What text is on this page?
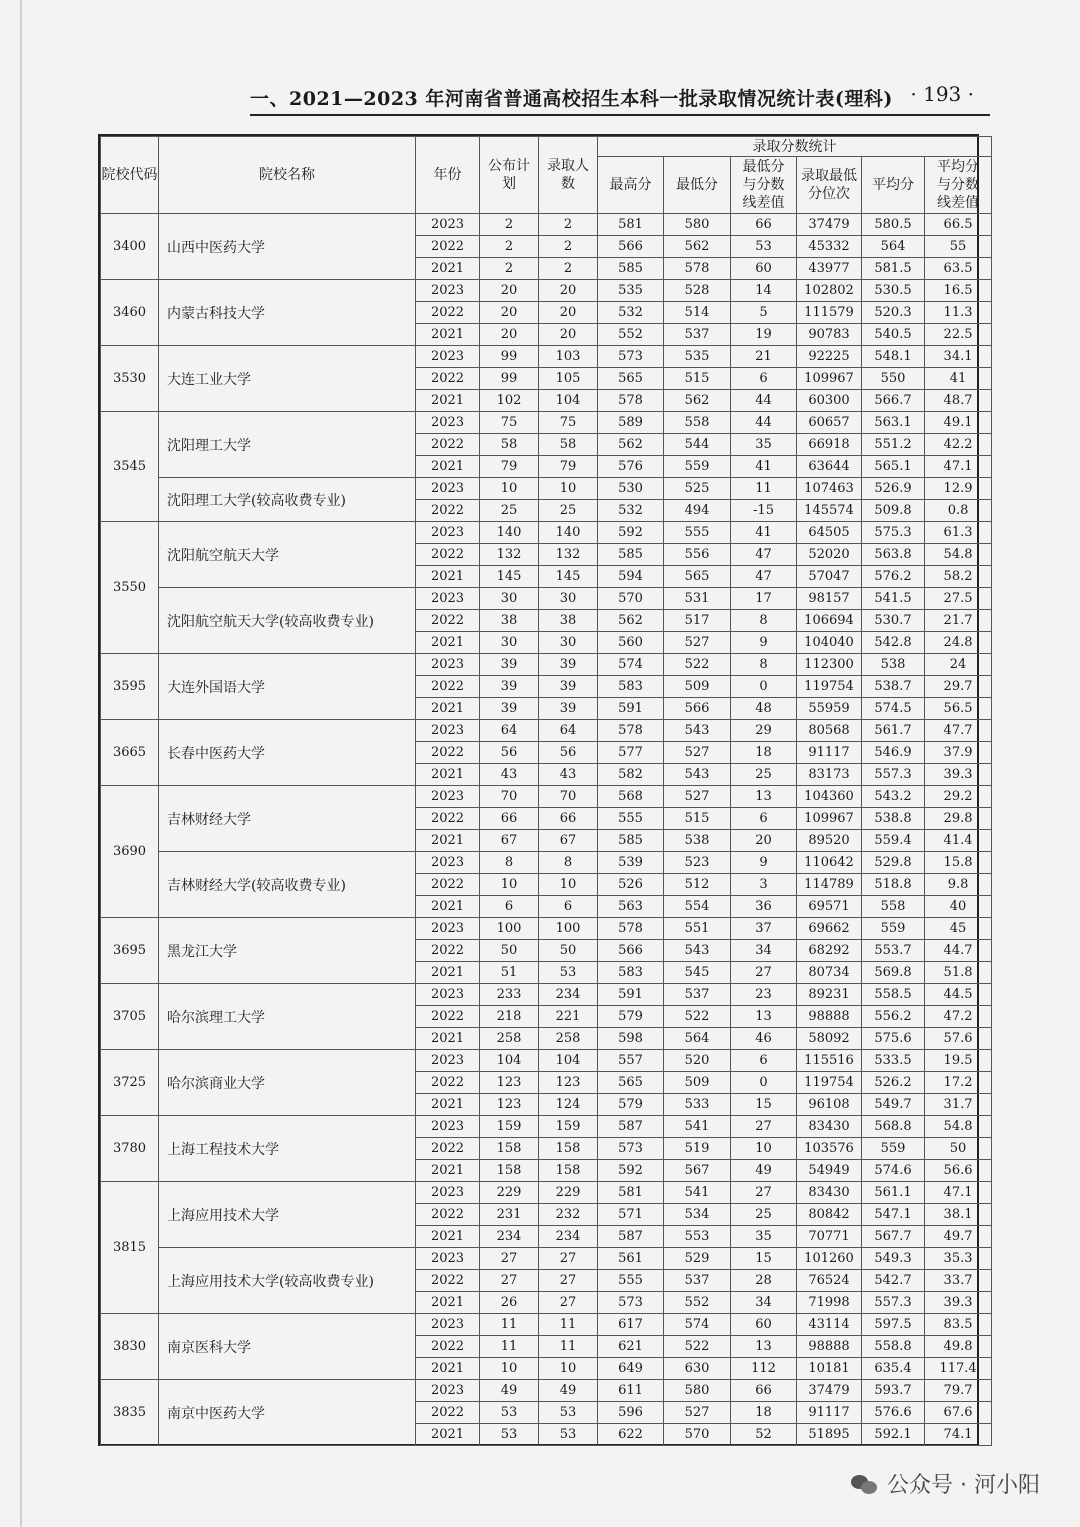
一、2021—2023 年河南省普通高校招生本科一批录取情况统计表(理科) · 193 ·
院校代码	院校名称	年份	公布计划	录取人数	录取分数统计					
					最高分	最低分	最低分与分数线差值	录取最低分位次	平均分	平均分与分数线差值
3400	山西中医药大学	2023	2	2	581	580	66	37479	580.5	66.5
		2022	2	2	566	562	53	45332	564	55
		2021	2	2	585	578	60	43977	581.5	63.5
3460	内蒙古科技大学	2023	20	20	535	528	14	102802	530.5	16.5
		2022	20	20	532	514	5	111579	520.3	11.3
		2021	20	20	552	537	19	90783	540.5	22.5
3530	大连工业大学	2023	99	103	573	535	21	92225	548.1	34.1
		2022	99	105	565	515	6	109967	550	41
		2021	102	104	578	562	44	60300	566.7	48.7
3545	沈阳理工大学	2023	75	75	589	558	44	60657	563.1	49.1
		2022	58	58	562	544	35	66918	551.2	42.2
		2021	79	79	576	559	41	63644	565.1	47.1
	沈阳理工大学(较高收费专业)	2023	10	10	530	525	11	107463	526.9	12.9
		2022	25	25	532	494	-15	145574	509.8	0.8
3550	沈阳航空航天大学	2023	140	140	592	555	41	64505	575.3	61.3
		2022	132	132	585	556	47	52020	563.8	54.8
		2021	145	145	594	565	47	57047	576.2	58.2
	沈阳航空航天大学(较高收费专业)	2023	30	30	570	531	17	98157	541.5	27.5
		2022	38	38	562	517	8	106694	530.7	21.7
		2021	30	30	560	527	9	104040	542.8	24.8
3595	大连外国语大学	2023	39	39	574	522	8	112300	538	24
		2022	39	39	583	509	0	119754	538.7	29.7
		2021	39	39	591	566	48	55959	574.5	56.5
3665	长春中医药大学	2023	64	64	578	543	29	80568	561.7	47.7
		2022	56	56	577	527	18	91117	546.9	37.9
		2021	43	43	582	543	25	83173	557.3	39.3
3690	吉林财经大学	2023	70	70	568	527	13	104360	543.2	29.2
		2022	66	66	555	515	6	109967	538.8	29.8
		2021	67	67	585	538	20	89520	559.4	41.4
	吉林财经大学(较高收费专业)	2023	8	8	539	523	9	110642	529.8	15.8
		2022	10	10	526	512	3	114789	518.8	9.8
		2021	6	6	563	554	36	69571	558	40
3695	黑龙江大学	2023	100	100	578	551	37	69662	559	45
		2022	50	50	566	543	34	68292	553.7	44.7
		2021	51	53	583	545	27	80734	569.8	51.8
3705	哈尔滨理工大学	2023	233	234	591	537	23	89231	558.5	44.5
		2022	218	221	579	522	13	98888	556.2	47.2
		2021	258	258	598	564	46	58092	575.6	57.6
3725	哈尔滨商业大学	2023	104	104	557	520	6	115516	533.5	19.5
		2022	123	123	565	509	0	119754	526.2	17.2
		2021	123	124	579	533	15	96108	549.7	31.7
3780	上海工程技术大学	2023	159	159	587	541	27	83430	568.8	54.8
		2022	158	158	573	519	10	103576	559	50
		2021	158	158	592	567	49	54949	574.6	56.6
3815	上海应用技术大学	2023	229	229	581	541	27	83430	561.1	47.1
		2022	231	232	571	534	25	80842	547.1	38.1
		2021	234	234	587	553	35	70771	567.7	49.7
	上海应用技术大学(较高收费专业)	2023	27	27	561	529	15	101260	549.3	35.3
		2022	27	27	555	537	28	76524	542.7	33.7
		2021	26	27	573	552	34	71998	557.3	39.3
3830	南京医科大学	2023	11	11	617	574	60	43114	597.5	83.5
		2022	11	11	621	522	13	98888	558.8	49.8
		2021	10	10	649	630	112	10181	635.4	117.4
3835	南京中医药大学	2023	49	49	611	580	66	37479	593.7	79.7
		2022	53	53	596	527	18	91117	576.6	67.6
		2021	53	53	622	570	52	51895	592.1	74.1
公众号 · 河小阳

++++++

CHALLENGE: Return each line with "沈阳理工大学".

RESULT:
3545	沈阳理工大学	2023	75	75	589	558	44	60657	563.1	49.1
	沈阳理工大学(较高收费专业)	2023	10	10	530	525	11	107463	526.9	12.9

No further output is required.